EXERCISE TASK: Your task is to repeat all of the material exactly.

RECORDS SUPPLIED:
START
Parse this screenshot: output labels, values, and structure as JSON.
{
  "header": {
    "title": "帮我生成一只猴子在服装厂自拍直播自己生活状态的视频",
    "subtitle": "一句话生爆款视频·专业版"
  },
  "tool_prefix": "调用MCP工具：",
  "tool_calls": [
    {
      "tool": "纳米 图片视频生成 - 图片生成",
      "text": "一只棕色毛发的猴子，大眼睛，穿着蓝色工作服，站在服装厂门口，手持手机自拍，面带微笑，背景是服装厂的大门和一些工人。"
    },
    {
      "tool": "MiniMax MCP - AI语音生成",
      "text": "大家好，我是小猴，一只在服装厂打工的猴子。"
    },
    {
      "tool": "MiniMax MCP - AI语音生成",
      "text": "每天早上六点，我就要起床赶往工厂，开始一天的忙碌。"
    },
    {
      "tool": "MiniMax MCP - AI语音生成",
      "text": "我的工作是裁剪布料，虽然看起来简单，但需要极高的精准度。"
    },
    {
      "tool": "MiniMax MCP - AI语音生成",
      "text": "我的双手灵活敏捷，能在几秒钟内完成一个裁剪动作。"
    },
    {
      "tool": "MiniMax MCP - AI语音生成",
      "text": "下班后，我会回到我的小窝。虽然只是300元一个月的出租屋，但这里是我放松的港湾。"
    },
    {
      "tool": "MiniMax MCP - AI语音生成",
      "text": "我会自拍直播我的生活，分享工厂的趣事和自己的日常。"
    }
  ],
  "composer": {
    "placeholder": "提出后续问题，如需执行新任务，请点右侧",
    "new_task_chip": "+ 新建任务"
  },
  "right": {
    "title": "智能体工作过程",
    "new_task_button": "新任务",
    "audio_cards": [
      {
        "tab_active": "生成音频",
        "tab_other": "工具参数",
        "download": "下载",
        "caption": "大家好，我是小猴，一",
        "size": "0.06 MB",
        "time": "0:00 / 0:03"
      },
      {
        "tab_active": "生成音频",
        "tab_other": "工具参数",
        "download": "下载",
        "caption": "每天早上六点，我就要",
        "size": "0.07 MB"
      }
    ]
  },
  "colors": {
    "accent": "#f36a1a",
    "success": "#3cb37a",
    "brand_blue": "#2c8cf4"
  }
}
END
ANSWER FOR THIS EXERCISE:
Parse this screenshot: output labels, values, and structure as JSON.
{
  "header": {
    "title": "帮我生成一只猴子在服装厂自拍直播自己生活状态的视频",
    "subtitle": "一句话生爆款视频·专业版"
  },
  "tool_prefix": "调用MCP工具：",
  "tool_calls": [
    {
      "tool": "纳米 图片视频生成 - 图片生成",
      "text": "一只棕色毛发的猴子，大眼睛，穿着蓝色工作服，站在服装厂门口，手持手机自拍，面带微笑，背景是服装厂的大门和一些工人。"
    },
    {
      "tool": "MiniMax MCP - AI语音生成",
      "text": "大家好，我是小猴，一只在服装厂打工的猴子。"
    },
    {
      "tool": "MiniMax MCP - AI语音生成",
      "text": "每天早上六点，我就要起床赶往工厂，开始一天的忙碌。"
    },
    {
      "tool": "MiniMax MCP - AI语音生成",
      "text": "我的工作是裁剪布料，虽然看起来简单，但需要极高的精准度。"
    },
    {
      "tool": "MiniMax MCP - AI语音生成",
      "text": "我的双手灵活敏捷，能在几秒钟内完成一个裁剪动作。"
    },
    {
      "tool": "MiniMax MCP - AI语音生成",
      "text": "下班后，我会回到我的小窝。虽然只是300元一个月的出租屋，但这里是我放松的港湾。"
    },
    {
      "tool": "MiniMax MCP - AI语音生成",
      "text": "我会自拍直播我的生活，分享工厂的趣事和自己的日常。"
    }
  ],
  "composer": {
    "placeholder": "提出后续问题，如需执行新任务，请点右侧",
    "new_task_chip": "+ 新建任务"
  },
  "right": {
    "title": "智能体工作过程",
    "new_task_button": "新任务",
    "audio_cards": [
      {
        "tab_active": "生成音频",
        "tab_other": "工具参数",
        "download": "下载",
        "caption": "大家好，我是小猴，一",
        "size": "0.06 MB",
        "time": "0:00 / 0:03"
      },
      {
        "tab_active": "生成音频",
        "tab_other": "工具参数",
        "download": "下载",
        "caption": "每天早上六点，我就要",
        "size": "0.07 MB"
      }
    ]
  },
  "colors": {
    "accent": "#f36a1a",
    "success": "#3cb37a",
    "brand_blue": "#2c8cf4"
  }
}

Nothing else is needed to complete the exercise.